▶ [GIVEN EXERCISE]: Give the number of lines in the data that hold the string "entre". Nothing else is needed.

··· SOURCE MATERIAL ···

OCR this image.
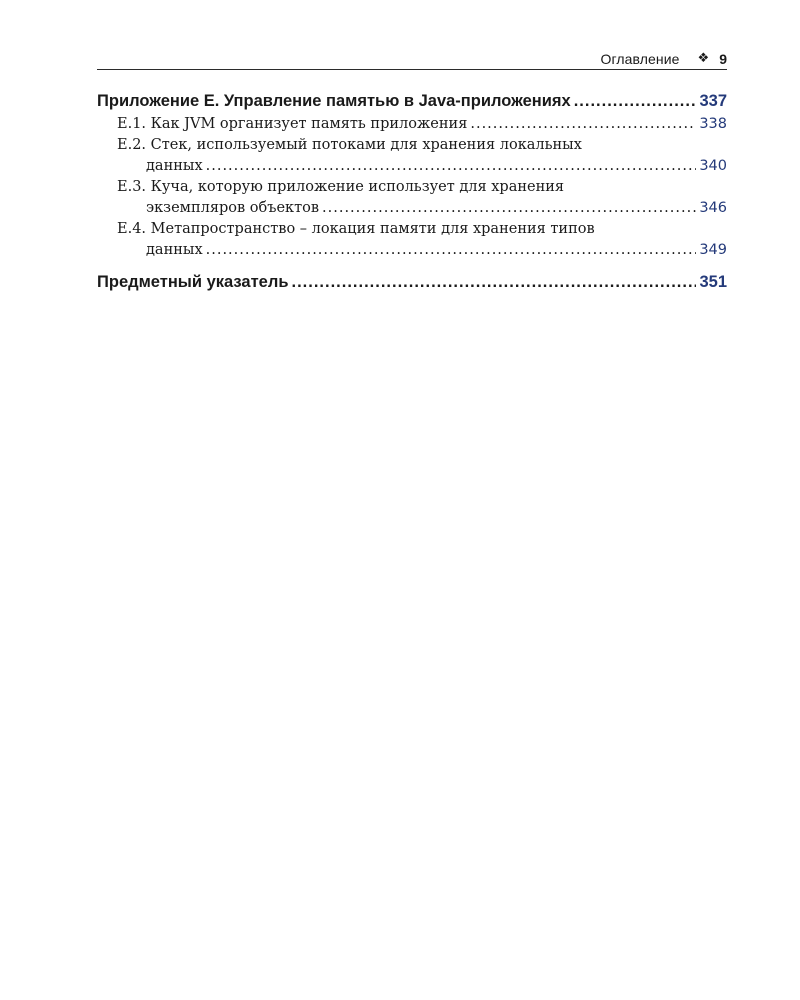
Оглавление ❖ 9
Приложение Е. Управление памятью в Java-приложениях .....	337
Е.1. Как JVM организует память приложения .....	338
Е.2. Стек, используемый потоками для хранения локальных
данных .....	340
Е.3. Куча, которую приложение использует для хранения
экземпляров объектов .....	346
Е.4. Метапространство – локация памяти для хранения типов
данных .....	349
Предметный указатель .....	351
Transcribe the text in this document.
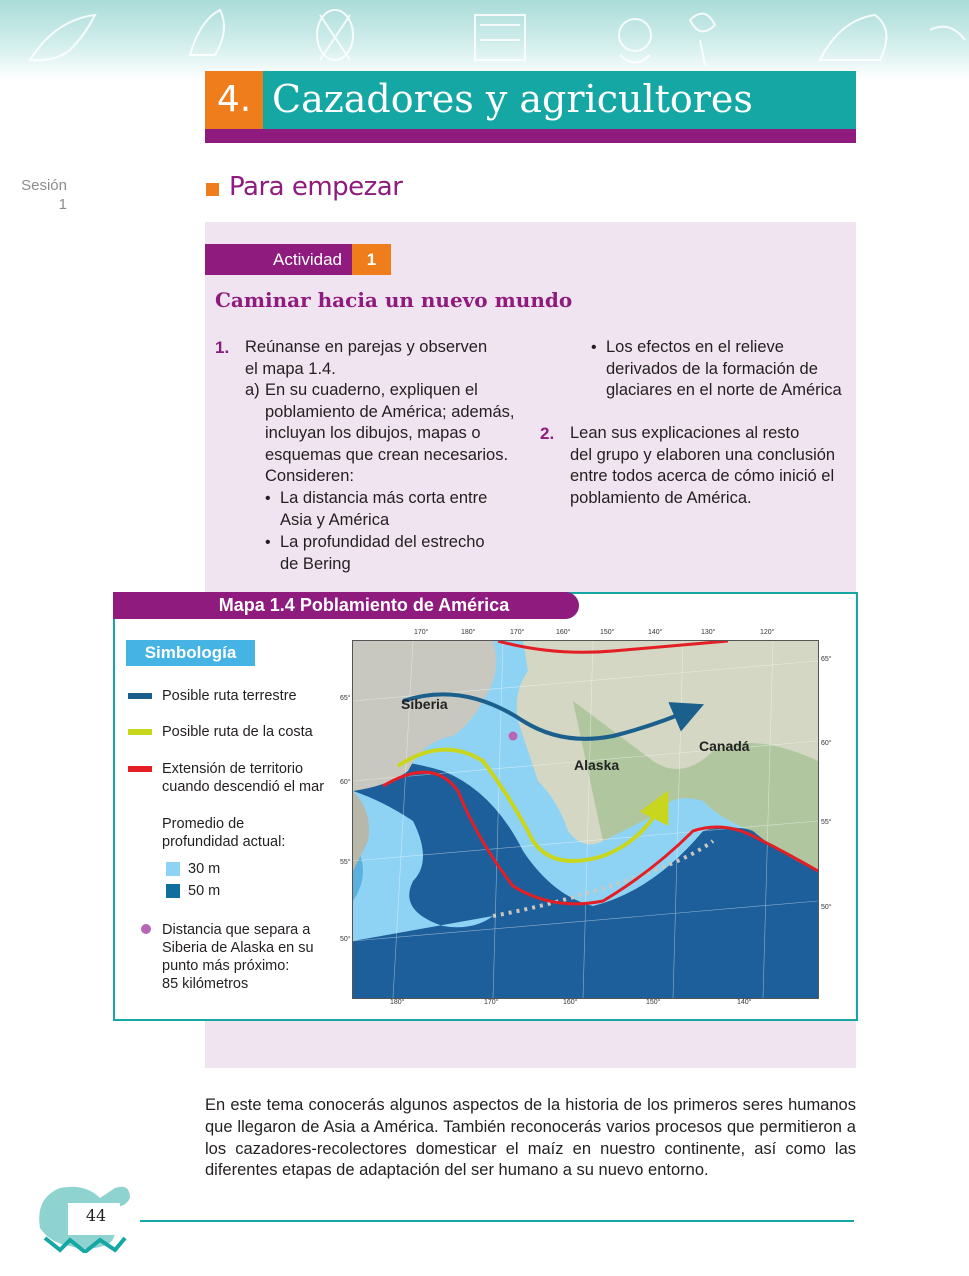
4. Cazadores y agricultores
Sesión
1
Para empezar
Actividad	1
Caminar hacia un nuevo mundo
1. Reúnanse en parejas y observen
el mapa 1.4.
a) En su cuaderno, expliquen el
poblamiento de América; además,
incluyan los dibujos, mapas o
esquemas que crean necesarios.
Consideren:
• La distancia más corta entre
Asia y América
• La profundidad del estrecho
de Bering
• Los efectos en el relieve
derivados de la formación de
glaciares en el norte de América
2. Lean sus explicaciones al resto
del grupo y elaboren una conclusión
entre todos acerca de cómo inició el
poblamiento de América.
Mapa 1.4 Poblamiento de América
Simbología
Posible ruta terrestre
Posible ruta de la costa
Extensión de territorio
cuando descendió el mar
Promedio de
profundidad actual:
30 m
50 m
Distancia que separa a
Siberia de Alaska en su
punto más próximo:
85 kilómetros
170°	180°	170°	160°	150°	140°	130°	120°
180°	170°	160°	150°	140°
65°
60°
55°
50°
65°
60°
55°
50°
Siberia
Alaska
Canadá
En este tema conocerás algunos aspectos de la historia de los primeros seres humanos que llegaron de Asia a América. También reconocerás varios procesos que permitieron a los cazadores-recolectores domesticar el maíz en nuestro continente, así como las diferentes etapas de adaptación del ser humano a su nuevo entorno.
44
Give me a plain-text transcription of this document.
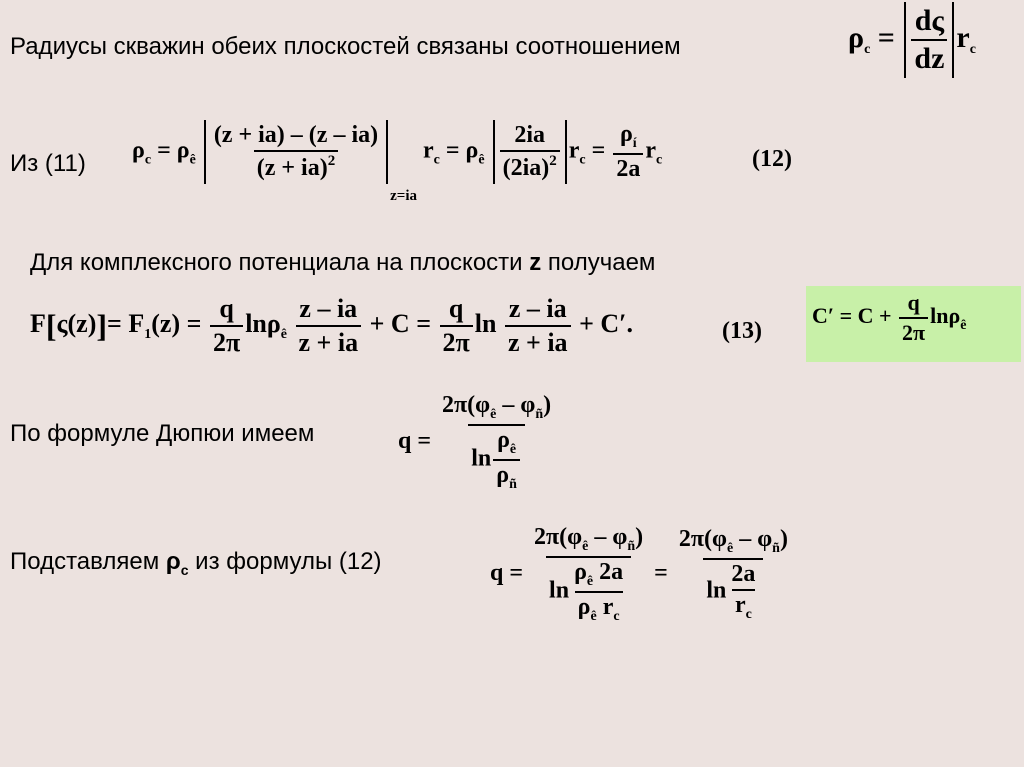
Радиусы скважин обеих плоскостей связаны соотношением	$\rho_c = \frac{d\varsigma}{dz} r_c$
Из (11) $\rho_c = \rho_ê \frac{(z + ia) - (z - ia)}{(z + ia)^2}$
z=ia $r_c = \rho_ê \frac{2ia}{(2ia)^2} r_c = \frac{\rho_í}{2a} r_c$	(12)
Для комплексного потенциала на плоскости z получаем
$F[\varsigma(z)]= F_1(z) = \frac{q}{2\pi} \ln\rho_ê \frac{z - ia}{z + ia} + C = \frac{q}{2\pi}$ $\ln \frac{z - ia}{z + ia} + C'$.	(13)
$C' = C + \frac{q}{2\pi} \ln\rho_ê$
По формуле Дюпюи имеем	$q = \frac{2\pi(\varphi_ê - \varphi_ñ)}{\ln \frac{\rho_ê}{\rho_ñ}}$
Подставляем $\rho_c$ из формулы (12)	$q = \frac{2\pi(\varphi_ê - \varphi_ñ)}{\ln \frac{\rho_ê 2a}{\rho_ê r_c}} = \frac{2\pi(\varphi_ê - \varphi_ñ)}{\ln \frac{2a}{r_c}}$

···

▶ [TASK SOLUTION]: 2